start

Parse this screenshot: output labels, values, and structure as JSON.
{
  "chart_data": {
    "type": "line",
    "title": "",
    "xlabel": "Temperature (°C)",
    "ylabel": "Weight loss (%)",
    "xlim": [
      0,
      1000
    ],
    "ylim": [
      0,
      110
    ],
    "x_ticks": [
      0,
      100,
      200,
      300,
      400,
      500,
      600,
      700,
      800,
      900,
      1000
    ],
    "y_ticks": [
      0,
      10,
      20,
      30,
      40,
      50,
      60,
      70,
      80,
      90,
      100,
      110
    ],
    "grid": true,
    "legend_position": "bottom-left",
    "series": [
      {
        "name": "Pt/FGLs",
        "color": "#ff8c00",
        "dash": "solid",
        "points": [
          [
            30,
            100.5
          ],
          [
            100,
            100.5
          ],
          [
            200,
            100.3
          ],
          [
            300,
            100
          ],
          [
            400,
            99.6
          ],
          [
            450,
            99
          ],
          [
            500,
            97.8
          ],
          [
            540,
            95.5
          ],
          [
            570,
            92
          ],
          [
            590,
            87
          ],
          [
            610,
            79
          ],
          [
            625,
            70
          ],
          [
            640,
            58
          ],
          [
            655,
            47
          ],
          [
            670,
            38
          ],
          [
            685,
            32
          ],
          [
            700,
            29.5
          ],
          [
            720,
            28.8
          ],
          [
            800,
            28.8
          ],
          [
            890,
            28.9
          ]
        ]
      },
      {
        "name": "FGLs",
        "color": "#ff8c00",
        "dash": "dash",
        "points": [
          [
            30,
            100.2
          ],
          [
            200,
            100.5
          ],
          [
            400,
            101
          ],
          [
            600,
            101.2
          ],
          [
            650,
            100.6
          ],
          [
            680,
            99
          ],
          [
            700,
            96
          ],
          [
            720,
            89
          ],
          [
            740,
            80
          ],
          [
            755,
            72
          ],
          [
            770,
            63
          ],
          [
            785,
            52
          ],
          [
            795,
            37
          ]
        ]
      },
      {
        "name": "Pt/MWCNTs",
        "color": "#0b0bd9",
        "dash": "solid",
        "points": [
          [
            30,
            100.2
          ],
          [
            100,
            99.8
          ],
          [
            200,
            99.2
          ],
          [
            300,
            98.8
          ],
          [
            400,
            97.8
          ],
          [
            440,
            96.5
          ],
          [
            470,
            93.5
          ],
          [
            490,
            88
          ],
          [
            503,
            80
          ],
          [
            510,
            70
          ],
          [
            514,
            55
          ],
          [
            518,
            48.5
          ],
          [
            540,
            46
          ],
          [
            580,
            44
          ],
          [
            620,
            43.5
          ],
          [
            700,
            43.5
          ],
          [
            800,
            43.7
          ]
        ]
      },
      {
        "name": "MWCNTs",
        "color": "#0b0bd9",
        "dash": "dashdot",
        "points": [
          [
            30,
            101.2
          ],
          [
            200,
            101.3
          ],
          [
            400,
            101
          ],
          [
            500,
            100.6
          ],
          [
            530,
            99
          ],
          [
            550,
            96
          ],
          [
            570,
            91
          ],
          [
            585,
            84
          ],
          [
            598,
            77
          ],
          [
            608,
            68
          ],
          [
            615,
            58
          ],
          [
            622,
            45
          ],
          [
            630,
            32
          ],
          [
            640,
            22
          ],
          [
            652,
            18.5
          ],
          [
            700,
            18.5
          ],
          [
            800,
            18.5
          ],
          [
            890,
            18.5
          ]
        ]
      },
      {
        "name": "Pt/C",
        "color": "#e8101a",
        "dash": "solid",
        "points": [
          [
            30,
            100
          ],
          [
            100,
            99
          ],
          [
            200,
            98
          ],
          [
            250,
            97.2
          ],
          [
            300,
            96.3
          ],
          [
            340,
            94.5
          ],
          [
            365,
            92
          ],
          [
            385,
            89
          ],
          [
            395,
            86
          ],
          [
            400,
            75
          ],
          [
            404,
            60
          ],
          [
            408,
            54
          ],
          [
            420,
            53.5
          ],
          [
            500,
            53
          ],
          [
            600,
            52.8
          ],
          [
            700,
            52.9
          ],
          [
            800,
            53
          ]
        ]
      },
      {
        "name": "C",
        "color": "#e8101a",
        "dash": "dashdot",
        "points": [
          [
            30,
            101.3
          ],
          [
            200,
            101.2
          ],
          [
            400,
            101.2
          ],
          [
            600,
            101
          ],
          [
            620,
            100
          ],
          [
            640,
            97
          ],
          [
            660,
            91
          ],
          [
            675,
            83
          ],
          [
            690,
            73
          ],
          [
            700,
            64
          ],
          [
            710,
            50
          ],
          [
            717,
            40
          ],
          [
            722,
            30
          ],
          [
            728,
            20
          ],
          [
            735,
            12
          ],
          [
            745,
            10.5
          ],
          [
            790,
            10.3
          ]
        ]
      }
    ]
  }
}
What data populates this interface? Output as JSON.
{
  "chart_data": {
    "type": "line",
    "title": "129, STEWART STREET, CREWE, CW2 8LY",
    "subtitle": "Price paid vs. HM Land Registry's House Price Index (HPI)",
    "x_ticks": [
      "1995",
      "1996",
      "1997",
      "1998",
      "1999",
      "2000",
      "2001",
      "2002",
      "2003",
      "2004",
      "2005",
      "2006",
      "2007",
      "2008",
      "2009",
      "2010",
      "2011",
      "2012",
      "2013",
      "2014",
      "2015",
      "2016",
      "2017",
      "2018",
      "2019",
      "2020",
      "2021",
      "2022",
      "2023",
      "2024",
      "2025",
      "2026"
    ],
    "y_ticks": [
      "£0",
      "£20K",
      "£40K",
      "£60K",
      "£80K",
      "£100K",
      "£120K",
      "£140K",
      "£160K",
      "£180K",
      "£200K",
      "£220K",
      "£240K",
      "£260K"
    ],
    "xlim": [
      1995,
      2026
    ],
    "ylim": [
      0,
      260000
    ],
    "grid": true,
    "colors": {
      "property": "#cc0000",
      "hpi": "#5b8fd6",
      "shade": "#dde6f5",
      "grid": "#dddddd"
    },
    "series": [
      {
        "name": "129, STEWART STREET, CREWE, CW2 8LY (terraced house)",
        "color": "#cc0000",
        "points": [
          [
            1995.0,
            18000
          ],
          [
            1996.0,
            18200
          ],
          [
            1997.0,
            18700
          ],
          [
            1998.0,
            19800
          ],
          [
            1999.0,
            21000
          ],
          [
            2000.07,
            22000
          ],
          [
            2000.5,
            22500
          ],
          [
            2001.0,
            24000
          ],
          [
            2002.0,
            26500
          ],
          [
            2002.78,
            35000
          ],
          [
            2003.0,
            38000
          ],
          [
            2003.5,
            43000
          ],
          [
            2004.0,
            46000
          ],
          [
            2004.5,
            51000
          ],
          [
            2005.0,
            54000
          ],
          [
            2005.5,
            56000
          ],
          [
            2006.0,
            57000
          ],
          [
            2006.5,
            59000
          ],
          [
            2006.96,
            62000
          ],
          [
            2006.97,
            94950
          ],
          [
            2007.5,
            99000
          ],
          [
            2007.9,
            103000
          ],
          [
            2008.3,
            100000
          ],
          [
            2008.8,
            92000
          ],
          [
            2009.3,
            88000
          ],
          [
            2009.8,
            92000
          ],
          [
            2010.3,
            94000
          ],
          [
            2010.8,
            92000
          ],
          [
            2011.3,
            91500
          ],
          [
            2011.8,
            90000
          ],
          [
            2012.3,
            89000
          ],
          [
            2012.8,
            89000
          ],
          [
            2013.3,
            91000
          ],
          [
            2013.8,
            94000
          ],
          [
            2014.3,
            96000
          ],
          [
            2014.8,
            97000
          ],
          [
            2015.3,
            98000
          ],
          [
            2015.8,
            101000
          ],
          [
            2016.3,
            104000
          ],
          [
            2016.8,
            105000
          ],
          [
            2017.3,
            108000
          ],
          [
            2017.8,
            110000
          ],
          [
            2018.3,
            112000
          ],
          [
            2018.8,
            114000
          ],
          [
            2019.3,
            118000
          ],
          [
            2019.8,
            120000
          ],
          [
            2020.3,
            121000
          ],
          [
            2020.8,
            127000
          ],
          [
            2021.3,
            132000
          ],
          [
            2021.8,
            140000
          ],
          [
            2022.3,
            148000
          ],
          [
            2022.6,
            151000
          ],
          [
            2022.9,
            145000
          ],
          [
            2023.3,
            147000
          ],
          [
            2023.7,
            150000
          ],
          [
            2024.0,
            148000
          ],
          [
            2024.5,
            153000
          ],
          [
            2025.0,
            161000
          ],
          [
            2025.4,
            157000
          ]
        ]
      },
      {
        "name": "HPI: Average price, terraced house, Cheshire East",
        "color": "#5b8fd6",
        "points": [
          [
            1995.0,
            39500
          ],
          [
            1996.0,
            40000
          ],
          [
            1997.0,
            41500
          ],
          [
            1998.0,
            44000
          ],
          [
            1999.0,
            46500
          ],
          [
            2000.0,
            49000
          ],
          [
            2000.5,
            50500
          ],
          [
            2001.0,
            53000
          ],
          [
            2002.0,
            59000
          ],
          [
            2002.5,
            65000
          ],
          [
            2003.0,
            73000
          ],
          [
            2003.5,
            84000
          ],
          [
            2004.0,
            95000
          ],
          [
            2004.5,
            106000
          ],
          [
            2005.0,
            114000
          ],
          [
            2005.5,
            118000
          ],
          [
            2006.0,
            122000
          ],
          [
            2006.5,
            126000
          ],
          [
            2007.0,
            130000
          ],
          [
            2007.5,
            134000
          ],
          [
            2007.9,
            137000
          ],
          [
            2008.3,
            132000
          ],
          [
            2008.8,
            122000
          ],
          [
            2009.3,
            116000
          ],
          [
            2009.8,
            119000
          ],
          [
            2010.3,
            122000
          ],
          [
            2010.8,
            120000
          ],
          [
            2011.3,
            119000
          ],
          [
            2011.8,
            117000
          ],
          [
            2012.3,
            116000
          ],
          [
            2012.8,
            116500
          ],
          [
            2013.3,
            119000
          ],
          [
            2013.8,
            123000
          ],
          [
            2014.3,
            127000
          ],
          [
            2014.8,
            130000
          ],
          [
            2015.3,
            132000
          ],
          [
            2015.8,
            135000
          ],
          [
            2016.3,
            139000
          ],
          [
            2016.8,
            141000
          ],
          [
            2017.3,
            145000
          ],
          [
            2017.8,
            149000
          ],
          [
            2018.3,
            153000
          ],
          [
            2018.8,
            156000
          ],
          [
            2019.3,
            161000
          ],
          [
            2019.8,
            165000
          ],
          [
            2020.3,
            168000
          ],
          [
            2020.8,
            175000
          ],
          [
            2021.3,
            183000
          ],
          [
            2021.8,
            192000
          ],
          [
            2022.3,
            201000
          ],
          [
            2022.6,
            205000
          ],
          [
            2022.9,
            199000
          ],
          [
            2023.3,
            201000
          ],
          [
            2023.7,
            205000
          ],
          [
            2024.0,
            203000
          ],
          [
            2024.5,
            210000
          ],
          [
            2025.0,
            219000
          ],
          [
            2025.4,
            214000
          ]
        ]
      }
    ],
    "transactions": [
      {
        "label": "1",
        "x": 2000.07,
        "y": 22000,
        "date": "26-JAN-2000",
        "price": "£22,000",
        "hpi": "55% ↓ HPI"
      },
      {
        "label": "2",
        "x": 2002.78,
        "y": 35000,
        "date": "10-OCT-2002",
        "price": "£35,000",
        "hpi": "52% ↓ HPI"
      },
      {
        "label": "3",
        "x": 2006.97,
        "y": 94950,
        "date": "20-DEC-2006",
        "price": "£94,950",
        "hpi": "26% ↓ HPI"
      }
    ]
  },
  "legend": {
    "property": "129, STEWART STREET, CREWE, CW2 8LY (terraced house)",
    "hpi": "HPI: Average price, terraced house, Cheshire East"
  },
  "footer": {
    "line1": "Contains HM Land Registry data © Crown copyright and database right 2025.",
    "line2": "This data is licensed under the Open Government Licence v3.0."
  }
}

end

* _AIM OF THE EXERCISE_: Filter out all lines lacking the word "terraced" and copy the rest.

* _WRITTEN SOLUTION_:
        "name": "129, STEWART STREET, CREWE, CW2 8LY (terraced house)",
        "name": "HPI: Average price, terraced house, Cheshire East",
    "property": "129, STEWART STREET, CREWE, CW2 8LY (terraced house)",
    "hpi": "HPI: Average price, terraced house, Cheshire East"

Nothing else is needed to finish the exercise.